### Task instructions
In the copy, keep every record exact and leave out all images.

--- BEGIN Provided records ---

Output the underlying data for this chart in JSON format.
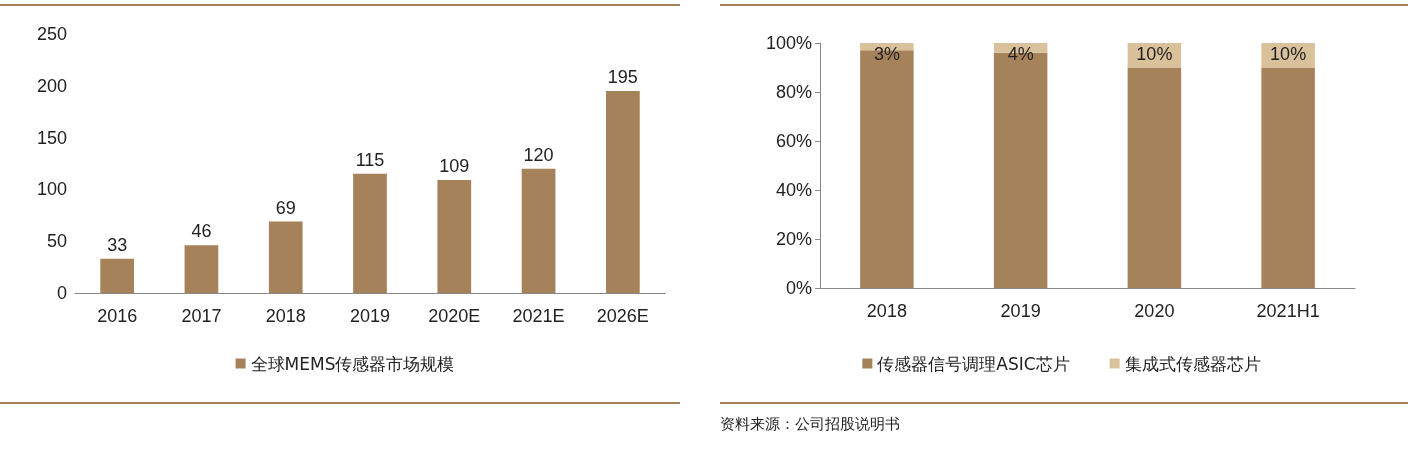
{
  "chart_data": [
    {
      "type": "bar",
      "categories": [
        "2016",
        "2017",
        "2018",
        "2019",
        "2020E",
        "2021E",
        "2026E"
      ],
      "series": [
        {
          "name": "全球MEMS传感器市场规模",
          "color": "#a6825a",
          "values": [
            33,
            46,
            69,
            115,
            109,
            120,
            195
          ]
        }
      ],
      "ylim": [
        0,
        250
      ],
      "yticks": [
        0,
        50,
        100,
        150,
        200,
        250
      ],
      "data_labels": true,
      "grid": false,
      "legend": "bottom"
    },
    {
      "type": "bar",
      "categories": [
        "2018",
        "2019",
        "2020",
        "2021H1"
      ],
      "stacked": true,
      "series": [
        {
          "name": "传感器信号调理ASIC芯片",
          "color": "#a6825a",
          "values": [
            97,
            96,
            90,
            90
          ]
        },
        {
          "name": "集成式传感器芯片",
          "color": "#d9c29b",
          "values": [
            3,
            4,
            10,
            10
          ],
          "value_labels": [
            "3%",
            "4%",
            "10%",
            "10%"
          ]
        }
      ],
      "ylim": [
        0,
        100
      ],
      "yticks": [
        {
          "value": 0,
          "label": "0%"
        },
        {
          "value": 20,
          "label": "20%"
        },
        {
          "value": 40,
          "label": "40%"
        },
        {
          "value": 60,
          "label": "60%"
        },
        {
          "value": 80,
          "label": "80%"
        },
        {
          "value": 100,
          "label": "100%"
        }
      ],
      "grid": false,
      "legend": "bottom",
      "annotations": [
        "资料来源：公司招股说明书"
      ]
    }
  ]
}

--- END Provided records ---

### The result
Output the underlying data for this chart in JSON format.
{
  "chart_data": [
    {
      "type": "bar",
      "categories": [
        "2016",
        "2017",
        "2018",
        "2019",
        "2020E",
        "2021E",
        "2026E"
      ],
      "series": [
        {
          "name": "全球MEMS传感器市场规模",
          "color": "#a6825a",
          "values": [
            33,
            46,
            69,
            115,
            109,
            120,
            195
          ]
        }
      ],
      "ylim": [
        0,
        250
      ],
      "yticks": [
        0,
        50,
        100,
        150,
        200,
        250
      ],
      "data_labels": true,
      "grid": false,
      "legend": "bottom"
    },
    {
      "type": "bar",
      "categories": [
        "2018",
        "2019",
        "2020",
        "2021H1"
      ],
      "stacked": true,
      "series": [
        {
          "name": "传感器信号调理ASIC芯片",
          "color": "#a6825a",
          "values": [
            97,
            96,
            90,
            90
          ]
        },
        {
          "name": "集成式传感器芯片",
          "color": "#d9c29b",
          "values": [
            3,
            4,
            10,
            10
          ],
          "value_labels": [
            "3%",
            "4%",
            "10%",
            "10%"
          ]
        }
      ],
      "ylim": [
        0,
        100
      ],
      "yticks": [
        {
          "value": 0,
          "label": "0%"
        },
        {
          "value": 20,
          "label": "20%"
        },
        {
          "value": 40,
          "label": "40%"
        },
        {
          "value": 60,
          "label": "60%"
        },
        {
          "value": 80,
          "label": "80%"
        },
        {
          "value": 100,
          "label": "100%"
        }
      ],
      "grid": false,
      "legend": "bottom",
      "annotations": [
        "资料来源：公司招股说明书"
      ]
    }
  ]
}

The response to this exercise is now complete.